■ OBJECTIVE ■
Filter the records for lines holding the string "Republik".

■ AVAILABLE RECORDS ■
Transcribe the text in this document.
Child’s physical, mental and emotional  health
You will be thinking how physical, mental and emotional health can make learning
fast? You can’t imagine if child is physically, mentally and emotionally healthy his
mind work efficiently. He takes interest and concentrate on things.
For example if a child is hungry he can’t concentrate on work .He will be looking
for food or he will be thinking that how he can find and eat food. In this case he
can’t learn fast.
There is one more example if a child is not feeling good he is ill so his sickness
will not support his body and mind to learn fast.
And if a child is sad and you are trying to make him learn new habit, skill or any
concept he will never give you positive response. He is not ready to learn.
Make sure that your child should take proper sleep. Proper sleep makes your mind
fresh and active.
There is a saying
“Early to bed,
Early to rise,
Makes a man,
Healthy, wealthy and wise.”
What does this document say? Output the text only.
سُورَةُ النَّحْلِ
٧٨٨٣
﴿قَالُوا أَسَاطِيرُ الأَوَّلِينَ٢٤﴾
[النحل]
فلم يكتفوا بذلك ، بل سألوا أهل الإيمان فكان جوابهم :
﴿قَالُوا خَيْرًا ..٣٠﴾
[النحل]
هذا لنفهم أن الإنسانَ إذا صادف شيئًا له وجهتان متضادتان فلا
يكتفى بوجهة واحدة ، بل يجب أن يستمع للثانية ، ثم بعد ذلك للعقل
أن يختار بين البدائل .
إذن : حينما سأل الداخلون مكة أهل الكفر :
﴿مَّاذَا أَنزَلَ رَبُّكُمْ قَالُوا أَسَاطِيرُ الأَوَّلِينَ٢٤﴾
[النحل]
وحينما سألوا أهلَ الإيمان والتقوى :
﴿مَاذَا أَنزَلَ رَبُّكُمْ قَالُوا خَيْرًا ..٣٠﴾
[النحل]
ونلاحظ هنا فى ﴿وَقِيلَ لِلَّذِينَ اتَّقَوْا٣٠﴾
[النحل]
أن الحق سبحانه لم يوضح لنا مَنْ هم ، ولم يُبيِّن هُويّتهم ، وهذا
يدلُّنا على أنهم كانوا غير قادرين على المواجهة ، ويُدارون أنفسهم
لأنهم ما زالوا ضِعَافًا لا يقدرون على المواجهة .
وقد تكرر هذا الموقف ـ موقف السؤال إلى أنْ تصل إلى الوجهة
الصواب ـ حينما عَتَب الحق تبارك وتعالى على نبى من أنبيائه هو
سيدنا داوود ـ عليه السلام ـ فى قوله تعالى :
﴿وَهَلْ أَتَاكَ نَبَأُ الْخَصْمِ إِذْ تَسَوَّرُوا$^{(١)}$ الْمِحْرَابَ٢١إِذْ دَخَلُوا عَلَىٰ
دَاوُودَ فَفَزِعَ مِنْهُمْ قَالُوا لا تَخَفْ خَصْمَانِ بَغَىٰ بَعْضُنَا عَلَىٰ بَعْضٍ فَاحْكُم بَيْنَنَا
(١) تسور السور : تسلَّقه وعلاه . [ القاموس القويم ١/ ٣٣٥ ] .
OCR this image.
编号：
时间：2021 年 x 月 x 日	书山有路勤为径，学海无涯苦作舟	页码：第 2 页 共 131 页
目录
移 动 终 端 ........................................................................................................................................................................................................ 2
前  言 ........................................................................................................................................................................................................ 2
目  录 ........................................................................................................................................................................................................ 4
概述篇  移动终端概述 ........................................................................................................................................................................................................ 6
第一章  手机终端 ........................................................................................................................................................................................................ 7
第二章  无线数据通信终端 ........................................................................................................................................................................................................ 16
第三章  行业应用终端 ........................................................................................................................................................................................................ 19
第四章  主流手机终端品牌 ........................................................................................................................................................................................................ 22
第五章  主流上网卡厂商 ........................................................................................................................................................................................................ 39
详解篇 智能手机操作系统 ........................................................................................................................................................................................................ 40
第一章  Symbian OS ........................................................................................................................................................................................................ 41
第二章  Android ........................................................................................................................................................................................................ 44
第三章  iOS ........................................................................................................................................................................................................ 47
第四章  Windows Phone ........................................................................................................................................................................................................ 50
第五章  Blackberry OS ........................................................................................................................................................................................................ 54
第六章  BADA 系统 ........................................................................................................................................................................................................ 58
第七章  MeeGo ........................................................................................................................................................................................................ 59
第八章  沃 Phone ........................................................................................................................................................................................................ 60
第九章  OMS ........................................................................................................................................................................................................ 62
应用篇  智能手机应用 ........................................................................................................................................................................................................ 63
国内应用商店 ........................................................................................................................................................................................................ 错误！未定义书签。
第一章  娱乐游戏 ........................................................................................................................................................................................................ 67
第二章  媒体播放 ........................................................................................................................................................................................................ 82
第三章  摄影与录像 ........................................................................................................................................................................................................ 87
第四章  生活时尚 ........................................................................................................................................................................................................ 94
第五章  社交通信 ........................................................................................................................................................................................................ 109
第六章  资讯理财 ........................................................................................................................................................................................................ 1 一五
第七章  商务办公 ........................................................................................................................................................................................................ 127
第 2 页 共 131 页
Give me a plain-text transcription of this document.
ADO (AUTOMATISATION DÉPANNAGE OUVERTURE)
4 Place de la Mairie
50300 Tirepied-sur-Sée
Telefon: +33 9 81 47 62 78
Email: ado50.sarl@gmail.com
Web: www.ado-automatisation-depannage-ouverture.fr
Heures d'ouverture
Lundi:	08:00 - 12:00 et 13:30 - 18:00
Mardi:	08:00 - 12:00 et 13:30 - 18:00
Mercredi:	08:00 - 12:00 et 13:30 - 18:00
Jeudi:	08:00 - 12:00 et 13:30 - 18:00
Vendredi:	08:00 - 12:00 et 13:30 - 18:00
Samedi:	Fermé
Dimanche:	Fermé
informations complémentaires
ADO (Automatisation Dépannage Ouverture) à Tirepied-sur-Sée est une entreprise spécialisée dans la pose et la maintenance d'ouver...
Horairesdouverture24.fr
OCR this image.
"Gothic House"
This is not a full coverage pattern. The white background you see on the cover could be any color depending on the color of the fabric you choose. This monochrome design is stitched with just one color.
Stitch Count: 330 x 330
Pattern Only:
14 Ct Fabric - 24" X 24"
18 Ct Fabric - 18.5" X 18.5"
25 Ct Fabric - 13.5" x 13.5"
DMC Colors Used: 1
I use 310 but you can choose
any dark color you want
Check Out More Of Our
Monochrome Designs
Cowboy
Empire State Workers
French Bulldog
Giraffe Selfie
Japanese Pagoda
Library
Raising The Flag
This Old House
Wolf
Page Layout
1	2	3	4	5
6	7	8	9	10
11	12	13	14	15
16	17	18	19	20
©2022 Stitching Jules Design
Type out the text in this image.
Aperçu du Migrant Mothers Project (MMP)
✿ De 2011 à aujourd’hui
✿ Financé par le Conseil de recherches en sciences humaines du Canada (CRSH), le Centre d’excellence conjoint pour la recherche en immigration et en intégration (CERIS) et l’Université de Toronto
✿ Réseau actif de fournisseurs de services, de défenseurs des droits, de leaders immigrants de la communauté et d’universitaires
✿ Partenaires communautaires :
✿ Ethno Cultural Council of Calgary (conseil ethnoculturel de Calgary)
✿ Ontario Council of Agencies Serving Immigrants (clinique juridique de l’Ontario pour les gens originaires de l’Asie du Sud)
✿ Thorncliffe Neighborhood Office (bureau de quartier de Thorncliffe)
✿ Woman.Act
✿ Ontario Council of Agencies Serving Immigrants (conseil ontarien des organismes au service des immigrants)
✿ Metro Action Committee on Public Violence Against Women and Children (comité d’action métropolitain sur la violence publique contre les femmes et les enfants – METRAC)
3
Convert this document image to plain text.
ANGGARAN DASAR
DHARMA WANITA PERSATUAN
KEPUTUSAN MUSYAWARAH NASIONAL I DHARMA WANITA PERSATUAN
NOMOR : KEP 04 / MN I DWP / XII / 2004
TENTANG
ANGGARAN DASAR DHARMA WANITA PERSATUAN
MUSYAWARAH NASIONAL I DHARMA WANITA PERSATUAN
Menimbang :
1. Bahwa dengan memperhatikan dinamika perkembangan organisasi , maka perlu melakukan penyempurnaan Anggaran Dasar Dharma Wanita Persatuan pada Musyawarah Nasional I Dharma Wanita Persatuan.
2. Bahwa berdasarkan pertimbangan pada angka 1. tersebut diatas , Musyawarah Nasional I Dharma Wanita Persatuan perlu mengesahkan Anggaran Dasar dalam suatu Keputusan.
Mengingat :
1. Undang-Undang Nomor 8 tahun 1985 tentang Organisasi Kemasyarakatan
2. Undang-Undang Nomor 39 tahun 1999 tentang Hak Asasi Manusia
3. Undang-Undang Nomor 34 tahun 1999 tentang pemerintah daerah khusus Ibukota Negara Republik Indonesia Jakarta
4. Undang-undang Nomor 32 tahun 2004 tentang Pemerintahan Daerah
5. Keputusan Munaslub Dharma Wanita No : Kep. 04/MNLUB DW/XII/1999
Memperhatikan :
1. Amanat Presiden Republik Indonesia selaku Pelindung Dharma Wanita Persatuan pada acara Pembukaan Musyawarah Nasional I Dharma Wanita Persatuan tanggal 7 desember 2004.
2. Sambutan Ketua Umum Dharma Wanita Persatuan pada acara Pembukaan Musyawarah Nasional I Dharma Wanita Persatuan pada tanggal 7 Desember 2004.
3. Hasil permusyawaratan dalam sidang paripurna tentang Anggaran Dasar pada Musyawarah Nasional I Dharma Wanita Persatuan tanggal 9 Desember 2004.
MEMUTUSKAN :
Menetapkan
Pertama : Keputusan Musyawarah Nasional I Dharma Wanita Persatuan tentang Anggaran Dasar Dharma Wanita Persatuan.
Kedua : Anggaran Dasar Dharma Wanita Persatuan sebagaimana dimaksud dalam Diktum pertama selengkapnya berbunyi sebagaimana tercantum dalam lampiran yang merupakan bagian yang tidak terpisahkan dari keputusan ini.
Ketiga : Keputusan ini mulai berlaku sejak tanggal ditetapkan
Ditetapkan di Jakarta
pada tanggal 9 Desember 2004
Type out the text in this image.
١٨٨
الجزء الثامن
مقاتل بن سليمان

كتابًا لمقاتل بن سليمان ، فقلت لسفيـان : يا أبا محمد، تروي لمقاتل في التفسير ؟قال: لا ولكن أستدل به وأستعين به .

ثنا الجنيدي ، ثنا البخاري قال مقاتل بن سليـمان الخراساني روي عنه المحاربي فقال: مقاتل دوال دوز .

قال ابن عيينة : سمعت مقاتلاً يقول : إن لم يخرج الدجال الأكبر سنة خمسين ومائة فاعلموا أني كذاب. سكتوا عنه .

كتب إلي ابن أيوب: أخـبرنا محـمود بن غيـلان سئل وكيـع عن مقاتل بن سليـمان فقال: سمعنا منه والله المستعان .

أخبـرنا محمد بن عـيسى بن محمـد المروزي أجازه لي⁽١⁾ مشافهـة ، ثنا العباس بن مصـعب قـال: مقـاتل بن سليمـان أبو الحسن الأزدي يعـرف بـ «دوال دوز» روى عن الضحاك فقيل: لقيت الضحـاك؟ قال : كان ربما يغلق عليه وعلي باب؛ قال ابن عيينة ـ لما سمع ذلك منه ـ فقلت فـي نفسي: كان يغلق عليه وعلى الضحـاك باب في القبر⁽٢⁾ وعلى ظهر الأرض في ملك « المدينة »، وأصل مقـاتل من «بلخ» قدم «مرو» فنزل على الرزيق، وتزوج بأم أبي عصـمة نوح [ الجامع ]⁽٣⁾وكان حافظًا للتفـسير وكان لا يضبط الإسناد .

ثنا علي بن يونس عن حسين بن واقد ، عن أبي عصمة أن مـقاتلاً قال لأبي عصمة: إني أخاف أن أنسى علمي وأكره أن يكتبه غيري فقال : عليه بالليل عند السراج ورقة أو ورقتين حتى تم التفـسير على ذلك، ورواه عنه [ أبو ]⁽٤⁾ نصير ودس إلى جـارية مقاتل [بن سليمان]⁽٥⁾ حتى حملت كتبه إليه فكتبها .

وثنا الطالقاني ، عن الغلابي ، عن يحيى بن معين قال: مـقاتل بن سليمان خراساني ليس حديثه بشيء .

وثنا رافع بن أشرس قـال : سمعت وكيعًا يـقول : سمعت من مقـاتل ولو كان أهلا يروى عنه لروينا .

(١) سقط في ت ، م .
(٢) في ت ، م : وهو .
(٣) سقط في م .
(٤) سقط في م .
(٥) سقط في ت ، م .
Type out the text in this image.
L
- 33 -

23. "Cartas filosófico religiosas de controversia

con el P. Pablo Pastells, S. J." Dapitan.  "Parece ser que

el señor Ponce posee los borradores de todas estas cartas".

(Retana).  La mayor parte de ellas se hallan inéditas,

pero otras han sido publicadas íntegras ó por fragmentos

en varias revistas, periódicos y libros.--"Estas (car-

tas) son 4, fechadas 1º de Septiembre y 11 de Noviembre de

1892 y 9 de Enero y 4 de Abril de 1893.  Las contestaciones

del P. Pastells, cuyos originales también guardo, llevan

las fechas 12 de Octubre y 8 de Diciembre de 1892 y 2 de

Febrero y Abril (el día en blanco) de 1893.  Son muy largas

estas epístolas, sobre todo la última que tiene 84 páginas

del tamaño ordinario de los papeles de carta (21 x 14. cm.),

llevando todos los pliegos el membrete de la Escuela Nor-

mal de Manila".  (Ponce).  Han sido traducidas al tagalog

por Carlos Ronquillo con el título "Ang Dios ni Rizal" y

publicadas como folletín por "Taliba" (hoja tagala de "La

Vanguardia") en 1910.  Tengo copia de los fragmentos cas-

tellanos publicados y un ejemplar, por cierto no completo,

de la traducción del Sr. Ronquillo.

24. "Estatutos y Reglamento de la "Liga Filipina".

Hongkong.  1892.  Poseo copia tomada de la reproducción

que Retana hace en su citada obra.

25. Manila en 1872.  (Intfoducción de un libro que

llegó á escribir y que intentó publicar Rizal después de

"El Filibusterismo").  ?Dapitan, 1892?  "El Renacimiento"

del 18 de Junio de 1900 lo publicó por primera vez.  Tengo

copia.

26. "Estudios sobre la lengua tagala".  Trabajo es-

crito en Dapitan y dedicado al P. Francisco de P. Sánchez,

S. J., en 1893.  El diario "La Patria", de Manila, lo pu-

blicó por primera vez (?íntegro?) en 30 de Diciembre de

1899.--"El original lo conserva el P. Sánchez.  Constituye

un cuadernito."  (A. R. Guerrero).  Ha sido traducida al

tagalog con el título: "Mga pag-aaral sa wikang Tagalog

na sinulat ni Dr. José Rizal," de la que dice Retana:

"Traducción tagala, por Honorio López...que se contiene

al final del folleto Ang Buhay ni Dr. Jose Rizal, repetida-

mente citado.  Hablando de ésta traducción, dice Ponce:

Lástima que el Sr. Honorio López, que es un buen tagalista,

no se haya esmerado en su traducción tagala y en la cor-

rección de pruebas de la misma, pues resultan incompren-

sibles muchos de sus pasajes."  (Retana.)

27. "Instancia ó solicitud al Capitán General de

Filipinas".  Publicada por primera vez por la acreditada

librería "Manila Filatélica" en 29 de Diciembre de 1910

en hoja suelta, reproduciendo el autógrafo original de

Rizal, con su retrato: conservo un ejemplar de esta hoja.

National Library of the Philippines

■ CORRECT ANSWER ■
3. Undang-Undang Nomor 34 tahun 1999 tentang pemerintah daerah khusus Ibukota Negara Republik Indonesia Jakarta
1. Amanat Presiden Republik Indonesia selaku Pelindung Dharma Wanita Persatuan pada acara Pembukaan Musyawarah Nasional I Dharma Wanita Persatuan tanggal 7 desember 2004.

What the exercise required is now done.